## Provided text
Sean Downes – Data Platforms 2017
Sean Downes: I feel like I’ve already coalesced on what some of the really interesting problems are going to be. We can talk all about that later, but for now, I’ve been asked to give you some insight into what we’re doing at Expedia. I know this is a Tech Talk, but I pitched this talk at the level of somebody who maybe has some authority in the company, maybe you’re interested in moving to the Cloud, so maybe a lot of these details to my fiducial listener is not quite tech-savvy yet, but I’m all about the tech stuff.
If you want to ask very specific questions you want to drill down deep, feel free, we’ll get to it. Let’s set up the problem, the user story for someone coming into this conference or to a cloud-based system. You’ve been asked to bring your infrastructure from your company up into the cloud, and you’ve been promised all kinds of really great things. For example, let’s get rid of the data silos. Let’s give everyone access to the individual data sets. Let’s democratize the machine learning that goes with it and machine learning keeps coming up over and over again.
There’s lots of strong motivation to get out there. It’s understandable for machine learning to get yourself on the cloud. Maybe, like me, you were brought in halfway, the process has already started, so there’s another possible use case for those of you out here, where your data lake there’s something that has been promised. This is actually more of a data swamp, it’s a mess, it’s impenetrable, you have no idea what’s going on. You’re here for help.
I’m not sure that what I have to say will help you. I sure hope it does, but I think in aggregate maybe we can talk about and assemble some strategies for dealing with this thing. One question is, what do you mean swamp. Let’s get real, so what really happens nuts and bolts when you start putting everything in one big pot and say, okay, here’s your data now go and play.

## Element placement data
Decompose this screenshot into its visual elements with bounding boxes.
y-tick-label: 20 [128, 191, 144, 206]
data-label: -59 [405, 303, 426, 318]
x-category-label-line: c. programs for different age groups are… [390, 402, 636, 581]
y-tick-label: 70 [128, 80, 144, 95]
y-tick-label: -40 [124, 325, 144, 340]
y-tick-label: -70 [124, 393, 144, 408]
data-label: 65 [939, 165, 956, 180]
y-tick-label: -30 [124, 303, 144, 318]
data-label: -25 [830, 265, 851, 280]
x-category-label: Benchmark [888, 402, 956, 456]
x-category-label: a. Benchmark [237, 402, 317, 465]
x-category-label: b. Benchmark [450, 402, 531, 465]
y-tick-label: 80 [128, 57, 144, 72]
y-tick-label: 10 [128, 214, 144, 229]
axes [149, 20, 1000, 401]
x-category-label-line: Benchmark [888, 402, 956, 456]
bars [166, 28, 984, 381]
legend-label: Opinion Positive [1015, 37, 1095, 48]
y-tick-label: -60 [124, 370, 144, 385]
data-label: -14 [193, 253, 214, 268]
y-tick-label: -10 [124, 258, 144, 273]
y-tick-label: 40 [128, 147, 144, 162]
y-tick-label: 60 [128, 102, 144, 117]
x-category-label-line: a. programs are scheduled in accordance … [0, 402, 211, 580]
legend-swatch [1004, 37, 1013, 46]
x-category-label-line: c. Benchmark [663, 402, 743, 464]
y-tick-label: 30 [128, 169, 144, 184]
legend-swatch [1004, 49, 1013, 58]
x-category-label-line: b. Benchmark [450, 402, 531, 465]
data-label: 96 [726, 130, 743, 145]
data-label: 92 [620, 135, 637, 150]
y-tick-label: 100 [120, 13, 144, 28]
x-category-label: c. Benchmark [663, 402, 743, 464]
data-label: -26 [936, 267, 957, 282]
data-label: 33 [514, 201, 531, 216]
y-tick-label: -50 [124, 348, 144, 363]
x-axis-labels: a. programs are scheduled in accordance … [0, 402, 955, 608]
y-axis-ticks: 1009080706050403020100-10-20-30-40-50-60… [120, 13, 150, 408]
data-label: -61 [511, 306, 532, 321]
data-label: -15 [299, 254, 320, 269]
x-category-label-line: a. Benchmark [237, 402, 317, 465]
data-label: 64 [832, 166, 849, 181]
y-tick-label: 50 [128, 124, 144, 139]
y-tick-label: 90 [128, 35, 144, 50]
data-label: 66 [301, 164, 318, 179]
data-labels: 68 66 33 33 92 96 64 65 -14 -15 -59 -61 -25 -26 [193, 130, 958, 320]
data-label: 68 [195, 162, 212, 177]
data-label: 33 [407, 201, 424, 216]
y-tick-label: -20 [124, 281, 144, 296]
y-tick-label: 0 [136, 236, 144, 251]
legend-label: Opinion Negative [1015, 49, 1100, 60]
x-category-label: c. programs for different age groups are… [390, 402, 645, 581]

## Given exercise 1
In the talk transcript, what does the speaker say the promised data lake actually is?
## Given exercise 2
Copy the talk transcript word for word, beginning at the words "I’m not sure" and stopping after "go and play.".
Rely only on the talk transcript and nothing else.

## Finished answer 1
A data swamp: a mess that is impenetrable.

## Finished answer 2
I’m not sure that what I have to say will help you. I sure hope it does, but I think in aggregate maybe we can talk about and assemble some strategies for dealing with this thing. One question is, what do you mean swamp. Let’s get real, so what really happens nuts and bolts when you start putting everything in one big pot and say, okay, here’s your data now go and play.